LT2, Hudson Beare Building
TPLS Mini-Symposium and TPLS Version 2 Opensource Launch
Including Keynote by Professor Christian Ruyer-Quil, Université de Savoie - Chambéry
Venue - LT2, Hudson Beare
All of you are cordially invited to the second open source release of the TPLS flow solver. The full programme for the day is indicated below.
TPLS is an ultra-high resolution 3D two-phase flow solver, freely available as open source. It has already been used to understand flows in several engineering applications including two-phase flows in channels, droplet evaporation and vertical counter-current flows in carbon-capture equipment. You might recollect that the first version was released around two years ago. Ever since the first launch, the solver has garnered several users in academia and industry, clocking 244 downloads to date. Highlights of the second version include:
- The unique diffuse-interface method (Ding et al, J. Comp. Phys, 226 (2), 2078–2095) as a second choice for interface-tracking. The diffuse-interface method is particularly useful for simulating flows with contact-lines.
- Choice of two interface tracking methods - the Level-Set Method and the Diffuse-Interface method.
- Parallel I/O - resulting in reduced output file size and contributing to speed-up.
- Improvised parallel performance - further optmised solvers.
- Highly parallelisable using mixed OpenMP/MPI architecture
- Optimised on ARCHER (> 3072 Cores);
- Fortran coding with PETSc subroutines and parallel-NETCDF I/O
TPLS has been developed by Lennon Ó Náraigh, Dr Prashant Valluri, Dr Toni Collis, Dr David Scott, Iain Bethune and Prof Peter Spelt under the aegis of several ARCHER (previously HECToR) computer time grants and funding from EPSRC and the eCSE programme. Further information on the contributing developers and funding programmes can be found in the further information section below.
------------------------
CHALLENGES:
A: Substitute "carbon-capture plants" for "carbon-capture equipment" in the TPLS announcement, starting with "TPLS is an ultra-high" and going on through "the Diffuse-Interface method.".
B: Answer these from the TPLS announcement.
(i) How many downloads has the solver clocked to date?
(ii) Who delivers the keynote?
(iii) What is the venue?
------------------------
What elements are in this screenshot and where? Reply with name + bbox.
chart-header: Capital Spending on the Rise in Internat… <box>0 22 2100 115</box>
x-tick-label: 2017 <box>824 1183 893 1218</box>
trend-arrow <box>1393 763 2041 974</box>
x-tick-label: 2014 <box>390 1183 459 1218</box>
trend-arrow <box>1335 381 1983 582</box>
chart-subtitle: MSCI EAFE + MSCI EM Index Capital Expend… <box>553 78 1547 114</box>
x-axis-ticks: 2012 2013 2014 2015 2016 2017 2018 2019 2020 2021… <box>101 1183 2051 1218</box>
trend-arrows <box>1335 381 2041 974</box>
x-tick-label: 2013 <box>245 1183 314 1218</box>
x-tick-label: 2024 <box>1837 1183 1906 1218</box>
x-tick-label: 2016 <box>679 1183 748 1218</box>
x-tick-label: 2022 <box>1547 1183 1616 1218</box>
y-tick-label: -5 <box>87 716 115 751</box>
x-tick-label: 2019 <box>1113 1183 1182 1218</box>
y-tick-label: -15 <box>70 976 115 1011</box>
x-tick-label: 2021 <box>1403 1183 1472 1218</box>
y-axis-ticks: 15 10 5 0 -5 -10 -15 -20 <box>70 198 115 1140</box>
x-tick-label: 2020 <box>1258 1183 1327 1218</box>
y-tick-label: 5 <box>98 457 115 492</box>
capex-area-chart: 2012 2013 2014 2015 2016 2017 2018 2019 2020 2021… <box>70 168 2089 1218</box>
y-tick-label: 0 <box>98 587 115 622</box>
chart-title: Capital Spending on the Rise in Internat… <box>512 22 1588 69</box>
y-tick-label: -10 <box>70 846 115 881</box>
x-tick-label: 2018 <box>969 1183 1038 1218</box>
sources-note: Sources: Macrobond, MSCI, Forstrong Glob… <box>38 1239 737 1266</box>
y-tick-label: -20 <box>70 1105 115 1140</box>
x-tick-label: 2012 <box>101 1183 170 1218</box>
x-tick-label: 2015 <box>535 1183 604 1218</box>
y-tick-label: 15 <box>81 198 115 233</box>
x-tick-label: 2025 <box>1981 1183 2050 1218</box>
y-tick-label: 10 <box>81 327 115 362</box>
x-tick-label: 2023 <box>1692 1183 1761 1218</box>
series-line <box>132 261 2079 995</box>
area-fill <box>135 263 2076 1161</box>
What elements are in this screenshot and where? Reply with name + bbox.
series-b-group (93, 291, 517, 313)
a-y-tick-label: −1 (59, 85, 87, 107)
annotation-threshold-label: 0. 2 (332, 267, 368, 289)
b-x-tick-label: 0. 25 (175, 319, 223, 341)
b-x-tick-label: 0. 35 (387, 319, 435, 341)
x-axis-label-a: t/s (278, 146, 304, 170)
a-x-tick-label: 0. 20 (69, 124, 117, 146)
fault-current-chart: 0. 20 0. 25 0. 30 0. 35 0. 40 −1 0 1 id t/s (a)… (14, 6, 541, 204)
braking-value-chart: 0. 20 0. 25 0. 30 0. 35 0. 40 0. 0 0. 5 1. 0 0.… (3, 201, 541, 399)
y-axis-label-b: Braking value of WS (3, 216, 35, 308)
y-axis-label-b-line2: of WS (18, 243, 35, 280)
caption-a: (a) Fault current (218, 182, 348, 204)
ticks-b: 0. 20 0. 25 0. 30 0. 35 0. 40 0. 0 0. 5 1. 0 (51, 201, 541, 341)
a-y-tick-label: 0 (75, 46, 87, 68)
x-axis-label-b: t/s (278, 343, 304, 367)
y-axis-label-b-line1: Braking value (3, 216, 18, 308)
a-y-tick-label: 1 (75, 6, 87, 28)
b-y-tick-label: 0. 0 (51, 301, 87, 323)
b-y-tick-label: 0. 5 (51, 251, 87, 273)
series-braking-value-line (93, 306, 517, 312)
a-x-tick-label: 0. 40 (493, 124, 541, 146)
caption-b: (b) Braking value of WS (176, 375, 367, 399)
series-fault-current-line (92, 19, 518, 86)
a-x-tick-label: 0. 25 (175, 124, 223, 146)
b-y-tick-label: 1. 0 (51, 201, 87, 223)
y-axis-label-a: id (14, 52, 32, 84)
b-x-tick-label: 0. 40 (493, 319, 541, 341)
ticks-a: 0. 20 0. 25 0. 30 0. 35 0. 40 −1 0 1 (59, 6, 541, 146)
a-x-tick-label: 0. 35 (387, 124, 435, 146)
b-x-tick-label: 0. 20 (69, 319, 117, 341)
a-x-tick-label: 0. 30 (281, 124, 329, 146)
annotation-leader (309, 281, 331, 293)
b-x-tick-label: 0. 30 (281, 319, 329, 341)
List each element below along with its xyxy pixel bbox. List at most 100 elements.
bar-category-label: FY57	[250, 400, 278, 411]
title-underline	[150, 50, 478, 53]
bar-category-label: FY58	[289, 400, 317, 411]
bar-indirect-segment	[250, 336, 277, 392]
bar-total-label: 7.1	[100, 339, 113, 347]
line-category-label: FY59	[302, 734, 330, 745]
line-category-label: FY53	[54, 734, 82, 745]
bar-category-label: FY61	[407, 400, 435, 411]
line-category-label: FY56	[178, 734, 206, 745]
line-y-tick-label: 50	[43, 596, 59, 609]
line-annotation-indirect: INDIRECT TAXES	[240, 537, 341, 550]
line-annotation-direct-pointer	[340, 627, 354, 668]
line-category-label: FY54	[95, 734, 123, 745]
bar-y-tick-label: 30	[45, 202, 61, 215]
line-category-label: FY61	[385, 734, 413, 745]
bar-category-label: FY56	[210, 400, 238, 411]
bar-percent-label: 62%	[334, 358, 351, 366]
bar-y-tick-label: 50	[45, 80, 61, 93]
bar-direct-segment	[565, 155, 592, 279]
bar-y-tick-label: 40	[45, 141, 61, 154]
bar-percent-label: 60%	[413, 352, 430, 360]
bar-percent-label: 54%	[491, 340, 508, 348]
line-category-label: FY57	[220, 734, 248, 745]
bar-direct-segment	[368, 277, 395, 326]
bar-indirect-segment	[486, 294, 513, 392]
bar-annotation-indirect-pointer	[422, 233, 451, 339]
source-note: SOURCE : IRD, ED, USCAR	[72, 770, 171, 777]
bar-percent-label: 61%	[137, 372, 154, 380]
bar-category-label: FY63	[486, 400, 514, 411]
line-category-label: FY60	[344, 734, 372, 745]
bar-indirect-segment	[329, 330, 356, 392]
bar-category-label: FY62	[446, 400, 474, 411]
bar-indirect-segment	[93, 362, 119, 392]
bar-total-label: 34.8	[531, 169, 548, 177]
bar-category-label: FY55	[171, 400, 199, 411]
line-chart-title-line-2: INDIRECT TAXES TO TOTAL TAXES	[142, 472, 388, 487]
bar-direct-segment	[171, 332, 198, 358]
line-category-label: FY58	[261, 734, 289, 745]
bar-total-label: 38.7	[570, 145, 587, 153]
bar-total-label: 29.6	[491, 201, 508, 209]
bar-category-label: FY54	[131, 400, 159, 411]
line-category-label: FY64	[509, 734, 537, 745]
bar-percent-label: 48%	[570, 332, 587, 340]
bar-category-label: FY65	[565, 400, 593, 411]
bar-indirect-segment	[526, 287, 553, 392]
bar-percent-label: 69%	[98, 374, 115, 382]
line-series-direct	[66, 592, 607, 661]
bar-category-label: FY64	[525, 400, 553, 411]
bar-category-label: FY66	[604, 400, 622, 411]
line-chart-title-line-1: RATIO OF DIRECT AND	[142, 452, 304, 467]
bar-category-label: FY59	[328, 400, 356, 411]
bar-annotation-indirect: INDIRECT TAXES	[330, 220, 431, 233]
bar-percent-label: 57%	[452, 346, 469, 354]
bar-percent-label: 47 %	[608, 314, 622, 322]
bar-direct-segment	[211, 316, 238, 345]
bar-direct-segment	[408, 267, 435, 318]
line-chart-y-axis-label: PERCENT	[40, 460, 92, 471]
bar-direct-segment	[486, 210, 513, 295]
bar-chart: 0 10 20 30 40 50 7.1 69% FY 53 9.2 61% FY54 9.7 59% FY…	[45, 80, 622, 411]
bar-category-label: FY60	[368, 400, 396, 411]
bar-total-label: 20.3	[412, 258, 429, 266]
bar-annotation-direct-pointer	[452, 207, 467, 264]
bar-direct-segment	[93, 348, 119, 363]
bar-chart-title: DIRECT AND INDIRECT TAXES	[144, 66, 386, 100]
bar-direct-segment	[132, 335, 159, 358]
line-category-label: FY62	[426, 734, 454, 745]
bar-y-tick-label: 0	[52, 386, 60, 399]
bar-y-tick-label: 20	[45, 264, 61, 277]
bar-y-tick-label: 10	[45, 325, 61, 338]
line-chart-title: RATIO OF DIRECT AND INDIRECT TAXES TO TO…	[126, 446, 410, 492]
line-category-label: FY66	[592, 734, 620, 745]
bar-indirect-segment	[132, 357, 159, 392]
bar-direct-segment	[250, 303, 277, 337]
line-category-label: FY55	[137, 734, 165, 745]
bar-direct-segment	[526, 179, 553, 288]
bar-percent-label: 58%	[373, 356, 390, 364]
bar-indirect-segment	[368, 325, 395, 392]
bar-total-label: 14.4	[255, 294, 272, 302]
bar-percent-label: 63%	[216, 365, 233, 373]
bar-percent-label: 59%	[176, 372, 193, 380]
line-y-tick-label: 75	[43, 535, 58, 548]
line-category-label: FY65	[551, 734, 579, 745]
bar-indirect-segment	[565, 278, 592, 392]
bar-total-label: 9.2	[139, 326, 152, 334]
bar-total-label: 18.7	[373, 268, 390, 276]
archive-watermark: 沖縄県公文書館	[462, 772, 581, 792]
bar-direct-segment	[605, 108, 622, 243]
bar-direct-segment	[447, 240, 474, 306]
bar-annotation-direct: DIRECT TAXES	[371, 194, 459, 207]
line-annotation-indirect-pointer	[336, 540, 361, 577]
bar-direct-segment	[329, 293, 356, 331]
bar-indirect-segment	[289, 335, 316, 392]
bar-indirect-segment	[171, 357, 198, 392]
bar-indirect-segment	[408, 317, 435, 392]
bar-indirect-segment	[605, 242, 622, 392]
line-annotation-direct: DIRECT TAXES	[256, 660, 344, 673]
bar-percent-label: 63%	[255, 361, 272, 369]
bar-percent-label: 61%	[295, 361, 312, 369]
------------------------
RESPONSES TO THE EXERCISE:
A:
TPLS is an ultra-high resolution 3D two-phase flow solver, freely available as open source. It has already been used to understand flows in several engineering applications including two-phase flows in channels, droplet evaporation and vertical counter-current flows in carbon-capture plants. You might recollect that the first version was released around two years ago. Ever since the first launch, the solver has garnered several users in academia and industry, clocking 244 downloads to date. Highlights of the second version include:
- The unique diffuse-interface method (Ding et al, J. Comp. Phys, 226 (2), 2078–2095) as a second choice for interface-tracking. The diffuse-interface method is particularly useful for simulating flows with contact-lines.
- Choice of two interface tracking methods - the Level-Set Method and the Diffuse-Interface method.

B:
(i) 244 downloads.
(ii) Professor Christian Ruyer-Quil, Université de Savoie - Chambéry.
(iii) LT2, Hudson Beare.